- [Task to carry out] "Canadian" appears in how many lines of the entries? State only the number.

- [Data in this exercise]

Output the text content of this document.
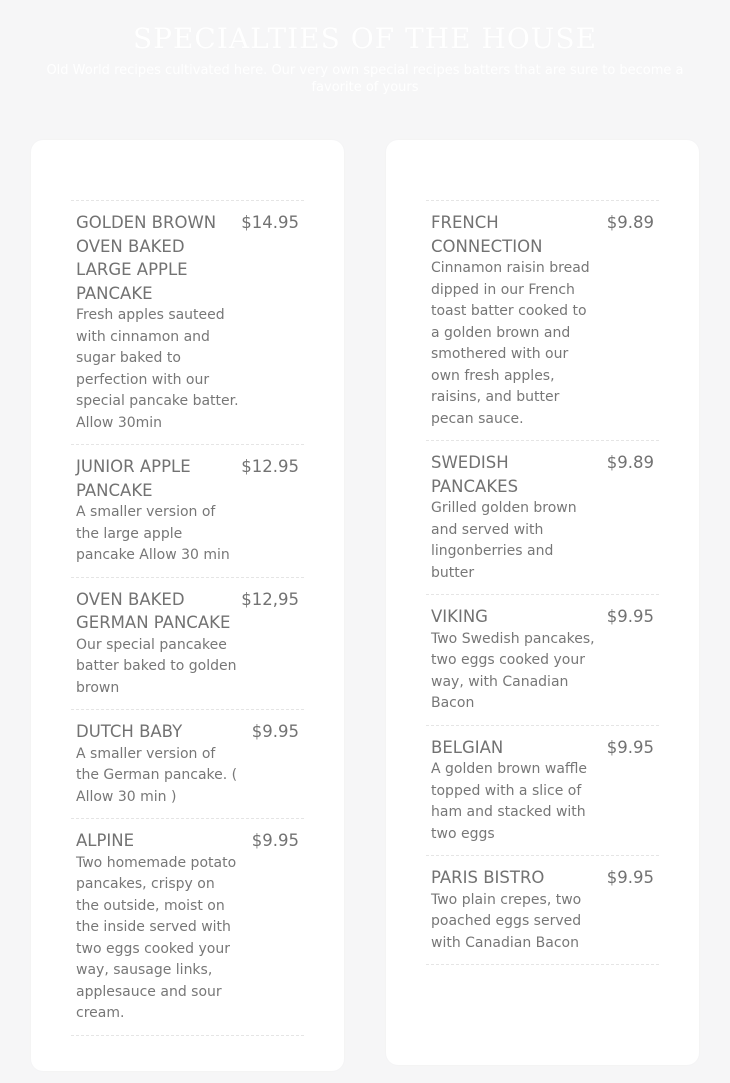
SPECIALTIES OF THE HOUSE
Old World recipes cultivated here. Our very own special recipes batters that are sure to become a favorite of yours
GOLDEN BROWN OVEN BAKED LARGE APPLE PANCAKE
$14.95
Fresh apples sauteed with cinnamon and sugar baked to perfection with our special pancake batter. Allow 30min
JUNIOR APPLE PANCAKE
$12.95
A smaller version of the large apple pancake Allow 30 min
OVEN BAKED GERMAN PANCAKE
$12,95
Our special pancakee batter baked to golden brown
DUTCH BABY	$9.95
A smaller version of the German pancake. ( Allow 30 min )
ALPINE	$9.95
Two homemade potato pancakes, crispy on the outside, moist on the inside served with two eggs cooked your way, sausage links, applesauce and sour cream.
FRENCH CONNECTION
$9.89
Cinnamon raisin bread dipped in our French toast batter cooked to a golden brown and smothered with our own fresh apples, raisins, and butter pecan sauce.
SWEDISH PANCAKES
$9.89
Grilled golden brown and served with lingonberries and butter
VIKING	$9.95
Two Swedish pancakes, two eggs cooked your way, with Canadian Bacon
BELGIAN	$9.95
A golden brown waffle topped with a slice of ham and stacked with two eggs
PARIS BISTRO	$9.95
Two plain crepes, two poached eggs served with Canadian Bacon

- [Right answer] 2